[start]

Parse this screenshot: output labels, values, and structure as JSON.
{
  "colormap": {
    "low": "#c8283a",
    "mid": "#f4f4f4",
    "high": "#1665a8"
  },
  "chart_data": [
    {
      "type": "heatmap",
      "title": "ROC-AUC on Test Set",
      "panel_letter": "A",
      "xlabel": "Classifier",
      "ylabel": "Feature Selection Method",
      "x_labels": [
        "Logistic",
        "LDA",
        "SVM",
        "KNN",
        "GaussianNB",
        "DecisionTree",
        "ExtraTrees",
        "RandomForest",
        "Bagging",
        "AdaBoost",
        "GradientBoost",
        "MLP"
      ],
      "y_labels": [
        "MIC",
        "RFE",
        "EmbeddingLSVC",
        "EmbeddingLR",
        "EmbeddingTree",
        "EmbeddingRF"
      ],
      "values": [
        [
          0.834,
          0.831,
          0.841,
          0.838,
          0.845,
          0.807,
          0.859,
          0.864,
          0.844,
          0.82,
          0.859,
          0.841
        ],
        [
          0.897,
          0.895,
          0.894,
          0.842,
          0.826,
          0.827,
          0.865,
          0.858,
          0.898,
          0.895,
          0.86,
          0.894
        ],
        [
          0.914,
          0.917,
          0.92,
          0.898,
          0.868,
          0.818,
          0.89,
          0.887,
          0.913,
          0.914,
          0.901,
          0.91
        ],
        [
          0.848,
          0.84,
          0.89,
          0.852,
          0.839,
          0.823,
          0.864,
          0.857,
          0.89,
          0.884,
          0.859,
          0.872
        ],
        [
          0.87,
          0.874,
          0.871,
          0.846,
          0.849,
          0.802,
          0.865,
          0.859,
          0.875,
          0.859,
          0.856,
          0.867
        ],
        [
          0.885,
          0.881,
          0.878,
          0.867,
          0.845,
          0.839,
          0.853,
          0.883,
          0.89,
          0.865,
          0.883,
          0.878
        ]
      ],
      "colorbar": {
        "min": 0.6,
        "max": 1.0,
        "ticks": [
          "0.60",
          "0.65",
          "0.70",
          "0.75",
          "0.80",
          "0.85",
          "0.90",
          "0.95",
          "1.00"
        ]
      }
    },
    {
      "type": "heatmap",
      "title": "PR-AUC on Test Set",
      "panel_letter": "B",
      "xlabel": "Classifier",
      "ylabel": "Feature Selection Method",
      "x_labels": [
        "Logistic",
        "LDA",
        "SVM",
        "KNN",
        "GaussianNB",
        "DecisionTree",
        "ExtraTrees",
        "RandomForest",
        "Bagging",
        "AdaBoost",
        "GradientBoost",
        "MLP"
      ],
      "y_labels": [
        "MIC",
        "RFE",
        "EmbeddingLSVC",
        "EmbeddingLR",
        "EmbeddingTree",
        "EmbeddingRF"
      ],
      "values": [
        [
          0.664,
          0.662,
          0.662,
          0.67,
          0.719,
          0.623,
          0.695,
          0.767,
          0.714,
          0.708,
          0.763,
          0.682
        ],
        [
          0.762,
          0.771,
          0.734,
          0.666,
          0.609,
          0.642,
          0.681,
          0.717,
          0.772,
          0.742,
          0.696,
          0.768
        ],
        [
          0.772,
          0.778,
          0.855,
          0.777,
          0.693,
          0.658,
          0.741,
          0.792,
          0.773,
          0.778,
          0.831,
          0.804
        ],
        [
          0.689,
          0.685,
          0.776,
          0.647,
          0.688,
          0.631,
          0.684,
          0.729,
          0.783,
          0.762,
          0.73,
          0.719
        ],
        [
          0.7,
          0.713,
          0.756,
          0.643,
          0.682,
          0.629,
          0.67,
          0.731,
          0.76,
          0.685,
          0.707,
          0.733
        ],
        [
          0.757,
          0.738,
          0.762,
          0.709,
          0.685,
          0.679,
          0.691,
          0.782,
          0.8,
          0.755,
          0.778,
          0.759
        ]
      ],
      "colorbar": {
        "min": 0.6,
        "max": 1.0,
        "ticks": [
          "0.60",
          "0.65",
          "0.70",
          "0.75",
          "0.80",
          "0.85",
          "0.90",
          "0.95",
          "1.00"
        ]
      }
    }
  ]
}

[end]

◆ **Stated problem**:
Copy all the lines above that hold the string "title".

◆ **Task output**:
      "title": "ROC-AUC on Test Set",
      "title": "PR-AUC on Test Set",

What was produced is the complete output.